» OBJECTIVE:
Rewrite these lines as a Markdown table with the columns "Row" and "Line," numbering each row in order and leaving out any blank lines.

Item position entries
────────────────────
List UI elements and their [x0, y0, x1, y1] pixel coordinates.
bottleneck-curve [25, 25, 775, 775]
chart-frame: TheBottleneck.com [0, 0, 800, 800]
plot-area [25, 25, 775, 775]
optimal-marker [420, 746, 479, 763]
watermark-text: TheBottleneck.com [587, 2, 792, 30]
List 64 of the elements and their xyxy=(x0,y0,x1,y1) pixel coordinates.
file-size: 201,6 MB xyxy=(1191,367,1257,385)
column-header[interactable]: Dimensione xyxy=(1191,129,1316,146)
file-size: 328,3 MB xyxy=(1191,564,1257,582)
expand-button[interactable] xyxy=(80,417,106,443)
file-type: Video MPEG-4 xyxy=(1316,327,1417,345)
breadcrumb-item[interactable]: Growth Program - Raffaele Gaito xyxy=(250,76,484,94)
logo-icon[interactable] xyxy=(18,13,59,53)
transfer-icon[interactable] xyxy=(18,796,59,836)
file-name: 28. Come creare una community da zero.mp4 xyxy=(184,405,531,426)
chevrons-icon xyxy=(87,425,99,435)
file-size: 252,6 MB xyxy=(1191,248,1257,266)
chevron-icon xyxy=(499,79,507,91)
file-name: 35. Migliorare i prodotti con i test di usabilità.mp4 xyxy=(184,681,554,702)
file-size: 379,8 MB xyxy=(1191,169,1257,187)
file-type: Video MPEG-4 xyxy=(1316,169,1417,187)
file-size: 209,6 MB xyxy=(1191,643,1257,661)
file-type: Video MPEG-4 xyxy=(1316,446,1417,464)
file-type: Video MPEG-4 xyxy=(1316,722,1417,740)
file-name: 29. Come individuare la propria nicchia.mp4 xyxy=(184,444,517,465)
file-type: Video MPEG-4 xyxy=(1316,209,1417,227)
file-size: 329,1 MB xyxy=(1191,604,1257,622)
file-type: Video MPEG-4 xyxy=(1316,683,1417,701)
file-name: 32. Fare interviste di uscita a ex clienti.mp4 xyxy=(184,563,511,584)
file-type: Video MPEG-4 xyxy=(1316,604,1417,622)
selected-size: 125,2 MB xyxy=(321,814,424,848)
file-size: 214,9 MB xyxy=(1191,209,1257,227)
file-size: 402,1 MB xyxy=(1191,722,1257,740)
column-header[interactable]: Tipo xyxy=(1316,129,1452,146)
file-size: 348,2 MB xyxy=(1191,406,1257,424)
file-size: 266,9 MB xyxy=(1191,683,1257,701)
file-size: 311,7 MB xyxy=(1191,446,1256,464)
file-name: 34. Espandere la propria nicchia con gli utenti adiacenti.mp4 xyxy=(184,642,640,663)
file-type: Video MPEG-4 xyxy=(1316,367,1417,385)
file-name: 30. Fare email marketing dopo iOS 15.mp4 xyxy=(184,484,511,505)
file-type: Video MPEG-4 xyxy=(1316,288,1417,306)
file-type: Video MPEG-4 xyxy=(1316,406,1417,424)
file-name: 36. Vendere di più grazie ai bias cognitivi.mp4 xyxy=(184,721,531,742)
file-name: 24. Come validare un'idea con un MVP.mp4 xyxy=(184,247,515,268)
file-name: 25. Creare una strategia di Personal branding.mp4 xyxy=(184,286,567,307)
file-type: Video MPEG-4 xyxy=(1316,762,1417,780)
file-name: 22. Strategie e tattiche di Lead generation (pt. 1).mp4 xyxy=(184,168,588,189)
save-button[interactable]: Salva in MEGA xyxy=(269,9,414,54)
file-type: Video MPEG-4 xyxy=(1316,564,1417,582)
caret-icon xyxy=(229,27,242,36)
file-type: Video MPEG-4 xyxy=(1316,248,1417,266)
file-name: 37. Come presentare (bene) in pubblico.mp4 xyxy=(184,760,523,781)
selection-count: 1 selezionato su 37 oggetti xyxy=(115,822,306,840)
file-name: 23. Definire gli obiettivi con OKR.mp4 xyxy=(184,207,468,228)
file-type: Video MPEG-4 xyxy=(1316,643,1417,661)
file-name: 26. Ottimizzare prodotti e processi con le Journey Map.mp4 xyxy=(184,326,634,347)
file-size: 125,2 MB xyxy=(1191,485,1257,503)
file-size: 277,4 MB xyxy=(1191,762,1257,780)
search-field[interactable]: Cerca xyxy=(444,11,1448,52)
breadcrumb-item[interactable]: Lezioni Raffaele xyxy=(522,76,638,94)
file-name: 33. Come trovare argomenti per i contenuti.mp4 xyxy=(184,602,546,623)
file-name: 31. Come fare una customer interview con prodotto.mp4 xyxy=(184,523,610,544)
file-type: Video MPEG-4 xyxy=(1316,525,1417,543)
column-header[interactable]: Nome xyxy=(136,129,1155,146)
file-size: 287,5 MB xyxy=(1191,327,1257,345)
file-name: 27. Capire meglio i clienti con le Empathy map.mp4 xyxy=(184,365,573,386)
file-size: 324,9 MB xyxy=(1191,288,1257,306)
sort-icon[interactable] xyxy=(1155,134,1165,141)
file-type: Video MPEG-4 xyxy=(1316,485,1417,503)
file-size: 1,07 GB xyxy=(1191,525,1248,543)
────────────────────
» TASK SOLUTION:
| Row | Line |
|---|---|
| 1 | List UI elements and their [x0, y0, x1, y1] pixel coordinates. |
| 2 | bottleneck-curve [25, 25, 775, 775] |
| 3 | chart-frame: TheBottleneck.com [0, 0, 800, 800] |
| 4 | plot-area [25, 25, 775, 775] |
| 5 | optimal-marker [420, 746, 479, 763] |
| 6 | watermark-text: TheBottleneck.com [587, 2, 792, 30] |
| 7 | List 64 of the elements and their xyxy=(x0,y0,x1,y1) pixel coordinates. |
| 8 | file-size: 201,6 MB xyxy=(1191,367,1257,385) |
| 9 | column-header[interactable]: Dimensione xyxy=(1191,129,1316,146) |
| 10 | file-size: 328,3 MB xyxy=(1191,564,1257,582) |
| 11 | expand-button[interactable] xyxy=(80,417,106,443) |
| 12 | file-type: Video MPEG-4 xyxy=(1316,327,1417,345) |
| 13 | breadcrumb-item[interactable]: Growth Program - Raffaele Gaito xyxy=(250,76,484,94) |
| 14 | logo-icon[interactable] xyxy=(18,13,59,53) |
| 15 | transfer-icon[interactable] xyxy=(18,796,59,836) |
| 16 | file-name: 28. Come creare una community da zero.mp4 xyxy=(184,405,531,426) |
| 17 | chevrons-icon xyxy=(87,425,99,435) |
| 18 | file-size: 252,6 MB xyxy=(1191,248,1257,266) |
| 19 | chevron-icon xyxy=(499,79,507,91) |
| 20 | file-name: 35. Migliorare i prodotti con i test di usabilità.mp4 xyxy=(184,681,554,702) |
| 21 | file-size: 379,8 MB xyxy=(1191,169,1257,187) |
| 22 | file-type: Video MPEG-4 xyxy=(1316,169,1417,187) |
| 23 | file-size: 209,6 MB xyxy=(1191,643,1257,661) |
| 24 | file-type: Video MPEG-4 xyxy=(1316,446,1417,464) |
| 25 | file-type: Video MPEG-4 xyxy=(1316,722,1417,740) |
| 26 | file-name: 29. Come individuare la propria nicchia.mp4 xyxy=(184,444,517,465) |
| 27 | file-type: Video MPEG-4 xyxy=(1316,209,1417,227) |
| 28 | file-size: 329,1 MB xyxy=(1191,604,1257,622) |
| 29 | file-type: Video MPEG-4 xyxy=(1316,683,1417,701) |
| 30 | file-name: 32. Fare interviste di uscita a ex clienti.mp4 xyxy=(184,563,511,584) |
| 31 | file-type: Video MPEG-4 xyxy=(1316,604,1417,622) |
| 32 | selected-size: 125,2 MB xyxy=(321,814,424,848) |
| 33 | file-size: 214,9 MB xyxy=(1191,209,1257,227) |
| 34 | file-size: 402,1 MB xyxy=(1191,722,1257,740) |
| 35 | column-header[interactable]: Tipo xyxy=(1316,129,1452,146) |
| 36 | file-size: 348,2 MB xyxy=(1191,406,1257,424) |
| 37 | file-size: 266,9 MB xyxy=(1191,683,1257,701) |
| 38 | file-size: 311,7 MB xyxy=(1191,446,1256,464) |
| 39 | file-name: 34. Espandere la propria nicchia con gli utenti adiacenti.mp4 xyxy=(184,642,640,663) |
| 40 | file-type: Video MPEG-4 xyxy=(1316,367,1417,385) |
| 41 | file-name: 30. Fare email marketing dopo iOS 15.mp4 xyxy=(184,484,511,505) |
| 42 | file-type: Video MPEG-4 xyxy=(1316,288,1417,306) |
| 43 | file-type: Video MPEG-4 xyxy=(1316,406,1417,424) |
| 44 | file-name: 36. Vendere di più grazie ai bias cognitivi.mp4 xyxy=(184,721,531,742) |
| 45 | file-name: 24. Come validare un'idea con un MVP.mp4 xyxy=(184,247,515,268) |
| 46 | file-name: 25. Creare una strategia di Personal branding.mp4 xyxy=(184,286,567,307) |
| 47 | file-type: Video MPEG-4 xyxy=(1316,762,1417,780) |
| 48 | file-name: 22. Strategie e tattiche di Lead generation (pt. 1).mp4 xyxy=(184,168,588,189) |
| 49 | save-button[interactable]: Salva in MEGA xyxy=(269,9,414,54) |
| 50 | file-type: Video MPEG-4 xyxy=(1316,564,1417,582) |
| 51 | caret-icon xyxy=(229,27,242,36) |
| 52 | file-type: Video MPEG-4 xyxy=(1316,248,1417,266) |
| 53 | file-name: 37. Come presentare (bene) in pubblico.mp4 xyxy=(184,760,523,781) |
| 54 | selection-count: 1 selezionato su 37 oggetti xyxy=(115,822,306,840) |
| 55 | file-name: 23. Definire gli obiettivi con OKR.mp4 xyxy=(184,207,468,228) |
| 56 | file-type: Video MPEG-4 xyxy=(1316,643,1417,661) |
| 57 | file-name: 26. Ottimizzare prodotti e processi con le Journey Map.mp4 xyxy=(184,326,634,347) |
| 58 | file-size: 125,2 MB xyxy=(1191,485,1257,503) |
| 59 | file-size: 277,4 MB xyxy=(1191,762,1257,780) |
| 60 | search-field[interactable]: Cerca xyxy=(444,11,1448,52) |
| 61 | breadcrumb-item[interactable]: Lezioni Raffaele xyxy=(522,76,638,94) |
| 62 | file-name: 33. Come trovare argomenti per i contenuti.mp4 xyxy=(184,602,546,623) |
| 63 | file-name: 31. Come fare una customer interview con prodotto.mp4 xyxy=(184,523,610,544) |
| 64 | file-type: Video MPEG-4 xyxy=(1316,525,1417,543) |
| 65 | column-header[interactable]: Nome xyxy=(136,129,1155,146) |
| 66 | file-size: 287,5 MB xyxy=(1191,327,1257,345) |
| 67 | file-name: 27. Capire meglio i clienti con le Empathy map.mp4 xyxy=(184,365,573,386) |
| 68 | file-size: 324,9 MB xyxy=(1191,288,1257,306) |
| 69 | sort-icon[interactable] xyxy=(1155,134,1165,141) |
| 70 | file-type: Video MPEG-4 xyxy=(1316,485,1417,503) |
| 71 | file-size: 1,07 GB xyxy=(1191,525,1248,543) |